++++ Information given ++++

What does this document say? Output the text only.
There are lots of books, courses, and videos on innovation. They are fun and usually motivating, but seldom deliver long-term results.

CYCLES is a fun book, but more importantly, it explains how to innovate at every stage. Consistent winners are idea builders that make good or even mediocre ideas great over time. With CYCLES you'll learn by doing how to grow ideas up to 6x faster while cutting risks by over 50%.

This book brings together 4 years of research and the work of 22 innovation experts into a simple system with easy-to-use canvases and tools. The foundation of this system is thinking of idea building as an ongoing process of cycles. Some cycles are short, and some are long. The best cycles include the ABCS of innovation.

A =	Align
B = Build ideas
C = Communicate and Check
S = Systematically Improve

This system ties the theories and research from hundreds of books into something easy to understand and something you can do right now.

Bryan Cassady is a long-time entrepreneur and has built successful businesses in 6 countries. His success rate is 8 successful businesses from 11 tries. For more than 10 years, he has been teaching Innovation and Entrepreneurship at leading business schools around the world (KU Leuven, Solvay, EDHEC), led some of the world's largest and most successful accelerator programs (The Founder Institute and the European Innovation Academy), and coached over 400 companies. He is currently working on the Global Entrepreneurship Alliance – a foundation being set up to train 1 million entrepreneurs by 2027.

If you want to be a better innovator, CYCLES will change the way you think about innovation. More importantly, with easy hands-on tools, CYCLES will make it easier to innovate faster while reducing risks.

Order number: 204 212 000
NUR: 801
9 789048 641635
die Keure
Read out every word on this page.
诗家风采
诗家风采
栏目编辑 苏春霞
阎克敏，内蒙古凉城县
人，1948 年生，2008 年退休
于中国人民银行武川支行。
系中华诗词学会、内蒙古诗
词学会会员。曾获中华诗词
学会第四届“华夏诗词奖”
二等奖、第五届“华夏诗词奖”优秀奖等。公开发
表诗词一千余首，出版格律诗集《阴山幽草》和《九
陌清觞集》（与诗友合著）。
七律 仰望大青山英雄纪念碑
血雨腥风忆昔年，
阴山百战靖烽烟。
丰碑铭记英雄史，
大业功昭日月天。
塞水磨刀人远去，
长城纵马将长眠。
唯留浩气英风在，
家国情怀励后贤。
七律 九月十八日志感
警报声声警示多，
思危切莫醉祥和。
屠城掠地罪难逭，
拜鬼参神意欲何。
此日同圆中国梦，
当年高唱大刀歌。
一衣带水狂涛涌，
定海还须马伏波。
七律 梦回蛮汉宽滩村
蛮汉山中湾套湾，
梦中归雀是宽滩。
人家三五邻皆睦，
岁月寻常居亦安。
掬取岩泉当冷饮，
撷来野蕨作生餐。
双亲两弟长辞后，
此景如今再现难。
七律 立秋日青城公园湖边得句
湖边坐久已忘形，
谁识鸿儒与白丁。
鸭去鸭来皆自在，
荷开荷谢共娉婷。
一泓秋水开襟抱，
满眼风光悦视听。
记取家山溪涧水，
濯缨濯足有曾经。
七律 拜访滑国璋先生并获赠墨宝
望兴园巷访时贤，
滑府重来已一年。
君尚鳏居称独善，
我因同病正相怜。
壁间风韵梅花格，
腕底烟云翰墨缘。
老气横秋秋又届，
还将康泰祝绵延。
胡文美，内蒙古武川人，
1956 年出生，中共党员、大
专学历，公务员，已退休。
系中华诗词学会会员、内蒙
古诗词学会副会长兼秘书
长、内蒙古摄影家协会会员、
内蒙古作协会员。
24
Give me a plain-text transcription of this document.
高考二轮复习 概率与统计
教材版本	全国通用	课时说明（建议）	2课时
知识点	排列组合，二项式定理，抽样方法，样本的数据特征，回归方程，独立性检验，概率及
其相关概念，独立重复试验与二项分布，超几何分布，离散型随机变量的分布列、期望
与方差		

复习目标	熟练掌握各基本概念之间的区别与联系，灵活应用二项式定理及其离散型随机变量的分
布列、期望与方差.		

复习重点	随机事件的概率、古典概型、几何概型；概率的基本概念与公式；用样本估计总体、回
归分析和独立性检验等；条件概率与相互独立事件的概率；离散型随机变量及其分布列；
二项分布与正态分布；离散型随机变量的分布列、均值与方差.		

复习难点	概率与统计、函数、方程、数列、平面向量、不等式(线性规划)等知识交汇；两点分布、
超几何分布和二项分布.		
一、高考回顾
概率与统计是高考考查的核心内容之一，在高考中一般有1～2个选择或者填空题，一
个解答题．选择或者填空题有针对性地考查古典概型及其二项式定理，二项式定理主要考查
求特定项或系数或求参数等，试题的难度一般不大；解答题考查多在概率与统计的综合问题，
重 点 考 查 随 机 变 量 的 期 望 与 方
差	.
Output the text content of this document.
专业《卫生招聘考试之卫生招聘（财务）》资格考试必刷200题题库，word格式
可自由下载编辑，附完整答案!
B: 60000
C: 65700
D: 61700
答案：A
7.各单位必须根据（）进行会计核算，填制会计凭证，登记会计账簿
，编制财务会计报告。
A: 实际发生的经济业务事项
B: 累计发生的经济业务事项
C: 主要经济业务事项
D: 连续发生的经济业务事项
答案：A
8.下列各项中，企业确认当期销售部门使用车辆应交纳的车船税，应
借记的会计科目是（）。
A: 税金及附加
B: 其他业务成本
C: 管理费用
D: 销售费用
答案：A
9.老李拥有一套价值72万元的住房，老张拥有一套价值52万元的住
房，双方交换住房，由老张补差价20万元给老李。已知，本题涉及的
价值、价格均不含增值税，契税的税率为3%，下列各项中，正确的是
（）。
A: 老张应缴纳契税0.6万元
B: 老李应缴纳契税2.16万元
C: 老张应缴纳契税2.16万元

++++

Problem requirements - Write out every entry word for word.

Full solution -
What does this document say? Output the text only.
There are lots of books, courses, and videos on innovation. They are fun and usually motivating, but seldom deliver long-term results.

CYCLES is a fun book, but more importantly, it explains how to innovate at every stage. Consistent winners are idea builders that make good or even mediocre ideas great over time. With CYCLES you'll learn by doing how to grow ideas up to 6x faster while cutting risks by over 50%.

This book brings together 4 years of research and the work of 22 innovation experts into a simple system with easy-to-use canvases and tools. The foundation of this system is thinking of idea building as an ongoing process of cycles. Some cycles are short, and some are long. The best cycles include the ABCS of innovation.

A =	Align
B = Build ideas
C = Communicate and Check
S = Systematically Improve

This system ties the theories and research from hundreds of books into something easy to understand and something you can do right now.

Bryan Cassady is a long-time entrepreneur and has built successful businesses in 6 countries. His success rate is 8 successful businesses from 11 tries. For more than 10 years, he has been teaching Innovation and Entrepreneurship at leading business schools around the world (KU Leuven, Solvay, EDHEC), led some of the world's largest and most successful accelerator programs (The Founder Institute and the European Innovation Academy), and coached over 400 companies. He is currently working on the Global Entrepreneurship Alliance – a foundation being set up to train 1 million entrepreneurs by 2027.

If you want to be a better innovator, CYCLES will change the way you think about innovation. More importantly, with easy hands-on tools, CYCLES will make it easier to innovate faster while reducing risks.

Order number: 204 212 000
NUR: 801
9 789048 641635
die Keure
Read out every word on this page.
诗家风采
诗家风采
栏目编辑 苏春霞
阎克敏，内蒙古凉城县
人，1948 年生，2008 年退休
于中国人民银行武川支行。
系中华诗词学会、内蒙古诗
词学会会员。曾获中华诗词
学会第四届“华夏诗词奖”
二等奖、第五届“华夏诗词奖”优秀奖等。公开发
表诗词一千余首，出版格律诗集《阴山幽草》和《九
陌清觞集》（与诗友合著）。
七律 仰望大青山英雄纪念碑
血雨腥风忆昔年，
阴山百战靖烽烟。
丰碑铭记英雄史，
大业功昭日月天。
塞水磨刀人远去，
长城纵马将长眠。
唯留浩气英风在，
家国情怀励后贤。
七律 九月十八日志感
警报声声警示多，
思危切莫醉祥和。
屠城掠地罪难逭，
拜鬼参神意欲何。
此日同圆中国梦，
当年高唱大刀歌。
一衣带水狂涛涌，
定海还须马伏波。
七律 梦回蛮汉宽滩村
蛮汉山中湾套湾，
梦中归雀是宽滩。
人家三五邻皆睦，
岁月寻常居亦安。
掬取岩泉当冷饮，
撷来野蕨作生餐。
双亲两弟长辞后，
此景如今再现难。
七律 立秋日青城公园湖边得句
湖边坐久已忘形，
谁识鸿儒与白丁。
鸭去鸭来皆自在，
荷开荷谢共娉婷。
一泓秋水开襟抱，
满眼风光悦视听。
记取家山溪涧水，
濯缨濯足有曾经。
七律 拜访滑国璋先生并获赠墨宝
望兴园巷访时贤，
滑府重来已一年。
君尚鳏居称独善，
我因同病正相怜。
壁间风韵梅花格，
腕底烟云翰墨缘。
老气横秋秋又届，
还将康泰祝绵延。
胡文美，内蒙古武川人，
1956 年出生，中共党员、大
专学历，公务员，已退休。
系中华诗词学会会员、内蒙
古诗词学会副会长兼秘书
长、内蒙古摄影家协会会员、
内蒙古作协会员。
24
Give me a plain-text transcription of this document.
高考二轮复习 概率与统计
教材版本	全国通用	课时说明（建议）	2课时
知识点	排列组合，二项式定理，抽样方法，样本的数据特征，回归方程，独立性检验，概率及
其相关概念，独立重复试验与二项分布，超几何分布，离散型随机变量的分布列、期望
与方差		

复习目标	熟练掌握各基本概念之间的区别与联系，灵活应用二项式定理及其离散型随机变量的分
布列、期望与方差.		

复习重点	随机事件的概率、古典概型、几何概型；概率的基本概念与公式；用样本估计总体、回
归分析和独立性检验等；条件概率与相互独立事件的概率；离散型随机变量及其分布列；
二项分布与正态分布；离散型随机变量的分布列、均值与方差.		

复习难点	概率与统计、函数、方程、数列、平面向量、不等式(线性规划)等知识交汇；两点分布、
超几何分布和二项分布.		
一、高考回顾
概率与统计是高考考查的核心内容之一，在高考中一般有1～2个选择或者填空题，一
个解答题．选择或者填空题有针对性地考查古典概型及其二项式定理，二项式定理主要考查
求特定项或系数或求参数等，试题的难度一般不大；解答题考查多在概率与统计的综合问题，
重 点 考 查 随 机 变 量 的 期 望 与 方
差	.
Output the text content of this document.
专业《卫生招聘考试之卫生招聘（财务）》资格考试必刷200题题库，word格式
可自由下载编辑，附完整答案!
B: 60000
C: 65700
D: 61700
答案：A
7.各单位必须根据（）进行会计核算，填制会计凭证，登记会计账簿
，编制财务会计报告。
A: 实际发生的经济业务事项
B: 累计发生的经济业务事项
C: 主要经济业务事项
D: 连续发生的经济业务事项
答案：A
8.下列各项中，企业确认当期销售部门使用车辆应交纳的车船税，应
借记的会计科目是（）。
A: 税金及附加
B: 其他业务成本
C: 管理费用
D: 销售费用
答案：A
9.老李拥有一套价值72万元的住房，老张拥有一套价值52万元的住
房，双方交换住房，由老张补差价20万元给老李。已知，本题涉及的
价值、价格均不含增值税，契税的税率为3%，下列各项中，正确的是
（）。
A: 老张应缴纳契税0.6万元
B: 老李应缴纳契税2.16万元
C: 老张应缴纳契税2.16万元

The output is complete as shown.